Aim of the exercise
Can you output the material exactly as written, minus any pictures it holds?

Extracted entries
[start]
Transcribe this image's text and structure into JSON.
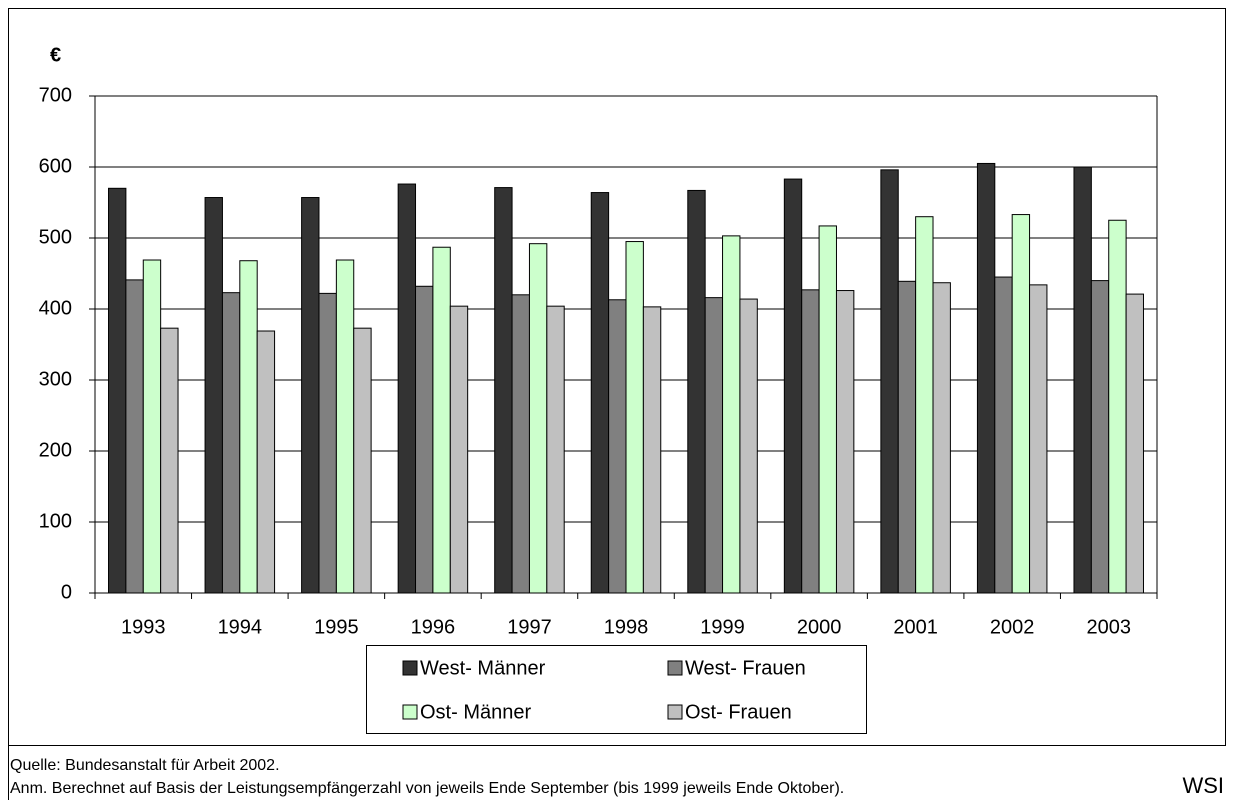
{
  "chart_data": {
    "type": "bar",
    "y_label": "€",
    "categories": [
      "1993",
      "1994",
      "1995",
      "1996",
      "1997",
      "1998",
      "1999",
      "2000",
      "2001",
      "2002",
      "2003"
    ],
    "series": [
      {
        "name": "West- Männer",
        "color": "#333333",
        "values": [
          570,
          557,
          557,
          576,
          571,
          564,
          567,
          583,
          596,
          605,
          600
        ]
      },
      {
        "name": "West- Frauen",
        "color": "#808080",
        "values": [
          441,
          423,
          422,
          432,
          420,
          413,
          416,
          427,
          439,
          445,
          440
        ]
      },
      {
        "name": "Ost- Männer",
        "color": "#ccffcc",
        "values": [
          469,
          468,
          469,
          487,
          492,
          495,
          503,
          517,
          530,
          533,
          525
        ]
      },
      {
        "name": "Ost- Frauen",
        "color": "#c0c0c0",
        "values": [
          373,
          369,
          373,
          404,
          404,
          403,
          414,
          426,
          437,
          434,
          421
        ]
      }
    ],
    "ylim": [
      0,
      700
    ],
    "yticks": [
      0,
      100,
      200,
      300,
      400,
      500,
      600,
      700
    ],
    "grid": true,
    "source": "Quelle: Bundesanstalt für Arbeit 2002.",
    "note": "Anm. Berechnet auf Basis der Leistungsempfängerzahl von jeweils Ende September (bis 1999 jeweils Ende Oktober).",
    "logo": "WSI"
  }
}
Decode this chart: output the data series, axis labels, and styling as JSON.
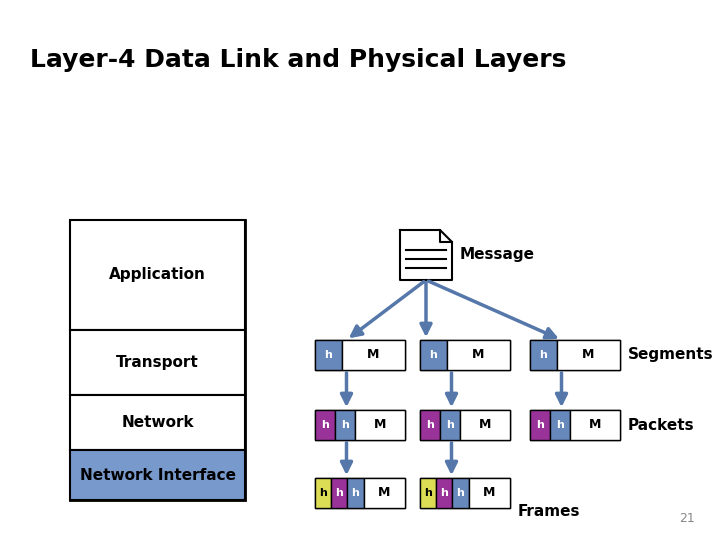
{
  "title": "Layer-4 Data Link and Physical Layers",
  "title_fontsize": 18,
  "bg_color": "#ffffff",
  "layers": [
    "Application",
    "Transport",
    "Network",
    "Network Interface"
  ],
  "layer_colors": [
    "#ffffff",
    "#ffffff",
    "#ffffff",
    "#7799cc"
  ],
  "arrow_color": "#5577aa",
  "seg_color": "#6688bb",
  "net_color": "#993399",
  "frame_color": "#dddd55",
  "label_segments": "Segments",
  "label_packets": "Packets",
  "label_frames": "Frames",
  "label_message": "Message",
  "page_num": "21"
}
[end]
Answer to this problem
Transcribe this image's text and structure into JSON.
{
  "chart_data": {
    "type": "bar",
    "y_label": "€",
    "categories": [
      "1993",
      "1994",
      "1995",
      "1996",
      "1997",
      "1998",
      "1999",
      "2000",
      "2001",
      "2002",
      "2003"
    ],
    "series": [
      {
        "name": "West- Männer",
        "color": "#333333",
        "values": [
          570,
          557,
          557,
          576,
          571,
          564,
          567,
          583,
          596,
          605,
          600
        ]
      },
      {
        "name": "West- Frauen",
        "color": "#808080",
        "values": [
          441,
          423,
          422,
          432,
          420,
          413,
          416,
          427,
          439,
          445,
          440
        ]
      },
      {
        "name": "Ost- Männer",
        "color": "#ccffcc",
        "values": [
          469,
          468,
          469,
          487,
          492,
          495,
          503,
          517,
          530,
          533,
          525
        ]
      },
      {
        "name": "Ost- Frauen",
        "color": "#c0c0c0",
        "values": [
          373,
          369,
          373,
          404,
          404,
          403,
          414,
          426,
          437,
          434,
          421
        ]
      }
    ],
    "ylim": [
      0,
      700
    ],
    "yticks": [
      0,
      100,
      200,
      300,
      400,
      500,
      600,
      700
    ],
    "grid": true,
    "source": "Quelle: Bundesanstalt für Arbeit 2002.",
    "note": "Anm. Berechnet auf Basis der Leistungsempfängerzahl von jeweils Ende September (bis 1999 jeweils Ende Oktober).",
    "logo": "WSI"
  }
}
Decode this chart: output the data series, axis labels, and styling as JSON.
{
  "title": "Layer-4 Data Link and Physical Layers",
  "title_fontsize": 18,
  "bg_color": "#ffffff",
  "layers": [
    "Application",
    "Transport",
    "Network",
    "Network Interface"
  ],
  "layer_colors": [
    "#ffffff",
    "#ffffff",
    "#ffffff",
    "#7799cc"
  ],
  "arrow_color": "#5577aa",
  "seg_color": "#6688bb",
  "net_color": "#993399",
  "frame_color": "#dddd55",
  "label_segments": "Segments",
  "label_packets": "Packets",
  "label_frames": "Frames",
  "label_message": "Message",
  "page_num": "21"
}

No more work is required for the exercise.